§ **Data extract**:
- - - -

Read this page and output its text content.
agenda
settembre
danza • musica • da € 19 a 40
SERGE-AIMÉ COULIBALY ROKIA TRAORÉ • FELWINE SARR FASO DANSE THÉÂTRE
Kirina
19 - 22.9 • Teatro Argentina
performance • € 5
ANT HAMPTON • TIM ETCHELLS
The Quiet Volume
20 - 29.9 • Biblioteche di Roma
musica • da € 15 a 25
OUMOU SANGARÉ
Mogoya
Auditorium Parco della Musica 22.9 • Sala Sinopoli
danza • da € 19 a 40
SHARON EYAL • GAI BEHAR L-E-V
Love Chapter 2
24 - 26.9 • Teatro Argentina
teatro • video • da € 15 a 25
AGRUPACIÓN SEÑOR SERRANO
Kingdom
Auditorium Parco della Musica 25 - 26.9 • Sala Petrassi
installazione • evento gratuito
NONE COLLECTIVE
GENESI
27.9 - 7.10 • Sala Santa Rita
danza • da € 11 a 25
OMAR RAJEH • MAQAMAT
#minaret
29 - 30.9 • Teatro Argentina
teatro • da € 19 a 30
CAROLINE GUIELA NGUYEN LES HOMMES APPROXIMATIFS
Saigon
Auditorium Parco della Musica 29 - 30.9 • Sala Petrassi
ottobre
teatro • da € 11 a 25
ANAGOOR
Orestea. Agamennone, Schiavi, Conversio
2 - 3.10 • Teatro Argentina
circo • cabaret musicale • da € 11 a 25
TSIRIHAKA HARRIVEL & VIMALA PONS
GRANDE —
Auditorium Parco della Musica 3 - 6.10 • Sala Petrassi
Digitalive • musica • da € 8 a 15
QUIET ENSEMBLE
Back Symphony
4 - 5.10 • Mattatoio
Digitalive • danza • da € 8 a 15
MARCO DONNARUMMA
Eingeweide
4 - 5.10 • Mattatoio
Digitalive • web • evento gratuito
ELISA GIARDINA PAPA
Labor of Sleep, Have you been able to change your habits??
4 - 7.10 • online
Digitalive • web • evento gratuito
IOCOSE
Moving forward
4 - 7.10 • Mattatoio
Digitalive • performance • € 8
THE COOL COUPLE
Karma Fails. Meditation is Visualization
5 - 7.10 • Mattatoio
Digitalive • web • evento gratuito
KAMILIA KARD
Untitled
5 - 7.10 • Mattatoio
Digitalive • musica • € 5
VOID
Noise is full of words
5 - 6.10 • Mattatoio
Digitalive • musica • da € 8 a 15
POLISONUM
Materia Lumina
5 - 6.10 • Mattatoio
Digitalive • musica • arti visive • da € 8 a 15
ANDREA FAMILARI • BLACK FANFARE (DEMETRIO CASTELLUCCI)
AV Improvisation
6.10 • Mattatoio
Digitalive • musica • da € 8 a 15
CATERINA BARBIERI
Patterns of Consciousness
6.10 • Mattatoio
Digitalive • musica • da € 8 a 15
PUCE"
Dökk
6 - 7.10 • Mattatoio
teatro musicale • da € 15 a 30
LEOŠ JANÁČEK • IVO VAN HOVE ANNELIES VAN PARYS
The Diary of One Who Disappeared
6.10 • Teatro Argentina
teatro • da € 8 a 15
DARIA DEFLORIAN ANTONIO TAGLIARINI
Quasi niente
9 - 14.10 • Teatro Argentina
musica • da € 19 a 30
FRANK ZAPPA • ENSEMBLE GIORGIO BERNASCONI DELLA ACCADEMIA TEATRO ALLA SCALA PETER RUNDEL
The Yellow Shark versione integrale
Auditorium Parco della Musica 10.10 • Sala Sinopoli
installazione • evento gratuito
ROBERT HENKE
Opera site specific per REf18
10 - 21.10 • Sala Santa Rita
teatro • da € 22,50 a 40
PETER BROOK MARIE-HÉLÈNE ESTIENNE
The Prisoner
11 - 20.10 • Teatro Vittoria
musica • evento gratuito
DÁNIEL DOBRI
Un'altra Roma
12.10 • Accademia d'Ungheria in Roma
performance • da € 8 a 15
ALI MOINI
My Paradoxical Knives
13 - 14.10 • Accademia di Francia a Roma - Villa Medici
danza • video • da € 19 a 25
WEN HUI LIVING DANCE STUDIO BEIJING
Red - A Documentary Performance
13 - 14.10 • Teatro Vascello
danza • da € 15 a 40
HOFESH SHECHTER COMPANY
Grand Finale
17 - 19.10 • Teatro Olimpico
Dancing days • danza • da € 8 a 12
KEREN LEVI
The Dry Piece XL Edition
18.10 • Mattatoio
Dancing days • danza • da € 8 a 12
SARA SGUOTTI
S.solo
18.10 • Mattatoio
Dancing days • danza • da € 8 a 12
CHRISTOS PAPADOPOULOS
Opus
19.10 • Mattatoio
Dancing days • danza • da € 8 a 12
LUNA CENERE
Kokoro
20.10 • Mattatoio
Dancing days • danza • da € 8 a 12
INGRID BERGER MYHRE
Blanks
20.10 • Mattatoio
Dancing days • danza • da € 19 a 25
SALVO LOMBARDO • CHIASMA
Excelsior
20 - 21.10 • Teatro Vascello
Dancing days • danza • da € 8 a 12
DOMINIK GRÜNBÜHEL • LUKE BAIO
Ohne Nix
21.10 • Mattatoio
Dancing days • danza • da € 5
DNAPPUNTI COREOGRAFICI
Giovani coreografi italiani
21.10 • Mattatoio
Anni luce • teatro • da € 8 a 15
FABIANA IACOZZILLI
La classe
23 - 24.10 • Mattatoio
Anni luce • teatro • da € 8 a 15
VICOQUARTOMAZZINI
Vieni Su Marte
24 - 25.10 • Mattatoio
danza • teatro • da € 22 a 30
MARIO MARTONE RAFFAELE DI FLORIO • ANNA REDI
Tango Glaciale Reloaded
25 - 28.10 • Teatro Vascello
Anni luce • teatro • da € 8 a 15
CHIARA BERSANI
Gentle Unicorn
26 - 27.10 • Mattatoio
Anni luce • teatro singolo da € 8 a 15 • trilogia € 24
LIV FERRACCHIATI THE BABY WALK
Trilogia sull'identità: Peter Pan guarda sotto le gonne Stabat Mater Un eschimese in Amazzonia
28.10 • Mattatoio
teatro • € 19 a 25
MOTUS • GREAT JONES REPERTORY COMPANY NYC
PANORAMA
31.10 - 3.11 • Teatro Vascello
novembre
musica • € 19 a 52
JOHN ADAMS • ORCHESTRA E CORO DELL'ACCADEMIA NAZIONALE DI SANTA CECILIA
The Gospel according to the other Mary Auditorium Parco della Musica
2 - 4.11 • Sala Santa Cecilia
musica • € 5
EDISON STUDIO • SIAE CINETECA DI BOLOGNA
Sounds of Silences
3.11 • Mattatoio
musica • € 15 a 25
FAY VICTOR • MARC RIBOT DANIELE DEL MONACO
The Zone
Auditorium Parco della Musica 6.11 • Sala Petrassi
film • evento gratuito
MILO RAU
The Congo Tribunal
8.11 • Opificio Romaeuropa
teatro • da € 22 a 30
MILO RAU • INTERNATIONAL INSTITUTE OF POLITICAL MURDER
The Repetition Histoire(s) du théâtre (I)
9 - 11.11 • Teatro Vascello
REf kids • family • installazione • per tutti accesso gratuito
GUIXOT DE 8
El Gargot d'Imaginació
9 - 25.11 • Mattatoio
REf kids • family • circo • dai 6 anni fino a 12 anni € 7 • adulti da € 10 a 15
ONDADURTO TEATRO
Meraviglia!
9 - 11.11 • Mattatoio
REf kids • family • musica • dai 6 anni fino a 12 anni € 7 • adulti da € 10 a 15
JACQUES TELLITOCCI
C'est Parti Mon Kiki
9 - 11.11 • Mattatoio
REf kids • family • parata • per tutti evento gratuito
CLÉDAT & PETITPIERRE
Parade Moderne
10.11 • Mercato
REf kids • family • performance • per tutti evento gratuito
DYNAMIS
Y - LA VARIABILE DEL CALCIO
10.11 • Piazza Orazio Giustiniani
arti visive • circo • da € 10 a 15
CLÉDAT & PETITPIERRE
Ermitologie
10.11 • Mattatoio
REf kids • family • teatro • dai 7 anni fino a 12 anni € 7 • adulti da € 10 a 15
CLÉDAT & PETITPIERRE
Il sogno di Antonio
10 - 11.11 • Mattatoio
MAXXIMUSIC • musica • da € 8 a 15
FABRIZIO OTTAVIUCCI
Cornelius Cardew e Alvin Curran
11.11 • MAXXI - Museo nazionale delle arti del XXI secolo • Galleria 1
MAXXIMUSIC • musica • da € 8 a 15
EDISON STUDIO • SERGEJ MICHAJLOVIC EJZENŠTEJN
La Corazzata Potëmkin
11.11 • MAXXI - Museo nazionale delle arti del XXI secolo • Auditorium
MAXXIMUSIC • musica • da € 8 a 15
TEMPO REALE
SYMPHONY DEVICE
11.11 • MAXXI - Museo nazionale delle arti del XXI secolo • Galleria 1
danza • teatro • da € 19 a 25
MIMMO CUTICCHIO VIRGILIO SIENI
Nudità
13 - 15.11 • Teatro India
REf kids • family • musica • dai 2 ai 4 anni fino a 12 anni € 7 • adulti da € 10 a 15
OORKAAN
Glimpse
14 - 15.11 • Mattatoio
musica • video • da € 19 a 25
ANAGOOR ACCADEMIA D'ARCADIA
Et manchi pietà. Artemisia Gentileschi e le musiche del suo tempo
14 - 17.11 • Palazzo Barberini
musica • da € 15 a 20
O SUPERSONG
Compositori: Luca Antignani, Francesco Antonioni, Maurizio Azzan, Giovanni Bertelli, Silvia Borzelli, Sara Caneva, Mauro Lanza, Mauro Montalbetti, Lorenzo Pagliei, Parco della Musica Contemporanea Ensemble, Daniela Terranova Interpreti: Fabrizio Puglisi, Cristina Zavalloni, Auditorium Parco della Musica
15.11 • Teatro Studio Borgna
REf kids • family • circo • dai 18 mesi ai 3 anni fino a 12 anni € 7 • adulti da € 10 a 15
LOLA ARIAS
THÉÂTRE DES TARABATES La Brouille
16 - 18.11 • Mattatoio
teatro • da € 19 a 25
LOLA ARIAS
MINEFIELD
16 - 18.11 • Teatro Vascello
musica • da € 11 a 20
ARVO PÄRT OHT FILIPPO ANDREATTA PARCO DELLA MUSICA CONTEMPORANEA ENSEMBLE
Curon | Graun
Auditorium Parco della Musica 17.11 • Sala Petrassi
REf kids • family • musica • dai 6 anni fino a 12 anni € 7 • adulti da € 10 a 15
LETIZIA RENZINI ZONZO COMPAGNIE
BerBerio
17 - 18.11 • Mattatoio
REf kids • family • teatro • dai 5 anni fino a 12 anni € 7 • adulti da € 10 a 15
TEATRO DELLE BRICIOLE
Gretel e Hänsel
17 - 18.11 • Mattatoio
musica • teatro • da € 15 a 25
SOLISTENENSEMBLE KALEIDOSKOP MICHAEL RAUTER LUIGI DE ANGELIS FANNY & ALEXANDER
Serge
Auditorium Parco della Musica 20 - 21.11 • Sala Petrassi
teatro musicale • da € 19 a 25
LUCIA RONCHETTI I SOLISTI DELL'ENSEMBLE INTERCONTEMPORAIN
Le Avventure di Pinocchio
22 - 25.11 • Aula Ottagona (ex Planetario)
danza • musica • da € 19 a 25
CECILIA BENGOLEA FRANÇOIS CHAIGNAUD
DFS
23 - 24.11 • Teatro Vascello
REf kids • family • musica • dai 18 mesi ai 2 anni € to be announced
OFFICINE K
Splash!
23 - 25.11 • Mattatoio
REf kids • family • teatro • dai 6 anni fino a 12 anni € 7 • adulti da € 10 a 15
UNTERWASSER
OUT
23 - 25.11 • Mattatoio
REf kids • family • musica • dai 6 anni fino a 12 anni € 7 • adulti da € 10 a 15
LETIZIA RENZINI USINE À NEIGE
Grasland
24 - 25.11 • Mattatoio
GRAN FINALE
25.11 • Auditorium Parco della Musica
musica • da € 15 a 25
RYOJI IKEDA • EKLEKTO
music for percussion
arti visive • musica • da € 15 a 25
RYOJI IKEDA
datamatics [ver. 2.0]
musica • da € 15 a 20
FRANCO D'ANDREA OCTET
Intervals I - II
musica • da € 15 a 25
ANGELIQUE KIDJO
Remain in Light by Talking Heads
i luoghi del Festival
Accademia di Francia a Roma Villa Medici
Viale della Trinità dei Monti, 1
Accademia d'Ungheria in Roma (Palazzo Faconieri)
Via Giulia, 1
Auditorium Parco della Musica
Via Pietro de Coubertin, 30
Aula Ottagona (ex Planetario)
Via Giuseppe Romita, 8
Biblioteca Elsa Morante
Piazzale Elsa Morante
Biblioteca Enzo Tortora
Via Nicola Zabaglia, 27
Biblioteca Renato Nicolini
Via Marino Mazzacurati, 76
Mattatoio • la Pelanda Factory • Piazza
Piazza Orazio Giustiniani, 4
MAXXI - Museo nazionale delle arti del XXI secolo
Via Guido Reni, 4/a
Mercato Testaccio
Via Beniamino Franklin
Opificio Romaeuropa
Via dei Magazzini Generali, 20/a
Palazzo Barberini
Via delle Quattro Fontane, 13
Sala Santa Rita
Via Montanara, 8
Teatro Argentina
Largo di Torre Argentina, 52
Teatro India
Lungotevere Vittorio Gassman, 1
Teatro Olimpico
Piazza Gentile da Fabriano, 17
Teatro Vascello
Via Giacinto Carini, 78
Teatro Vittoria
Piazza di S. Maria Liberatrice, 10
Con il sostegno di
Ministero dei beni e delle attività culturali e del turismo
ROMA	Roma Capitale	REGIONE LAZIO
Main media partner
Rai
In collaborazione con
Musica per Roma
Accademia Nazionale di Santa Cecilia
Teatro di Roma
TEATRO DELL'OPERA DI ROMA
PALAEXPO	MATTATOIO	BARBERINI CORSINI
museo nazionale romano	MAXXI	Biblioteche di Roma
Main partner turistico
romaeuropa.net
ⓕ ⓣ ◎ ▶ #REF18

- - - -

§ **What is needed**:
Go through the listing above and find each line containing the string "Francia"; copy those lines.

§ **Answer section**:
13 - 14.10 • Accademia di Francia a Roma - Villa Medici
Accademia di Francia a Roma Villa Medici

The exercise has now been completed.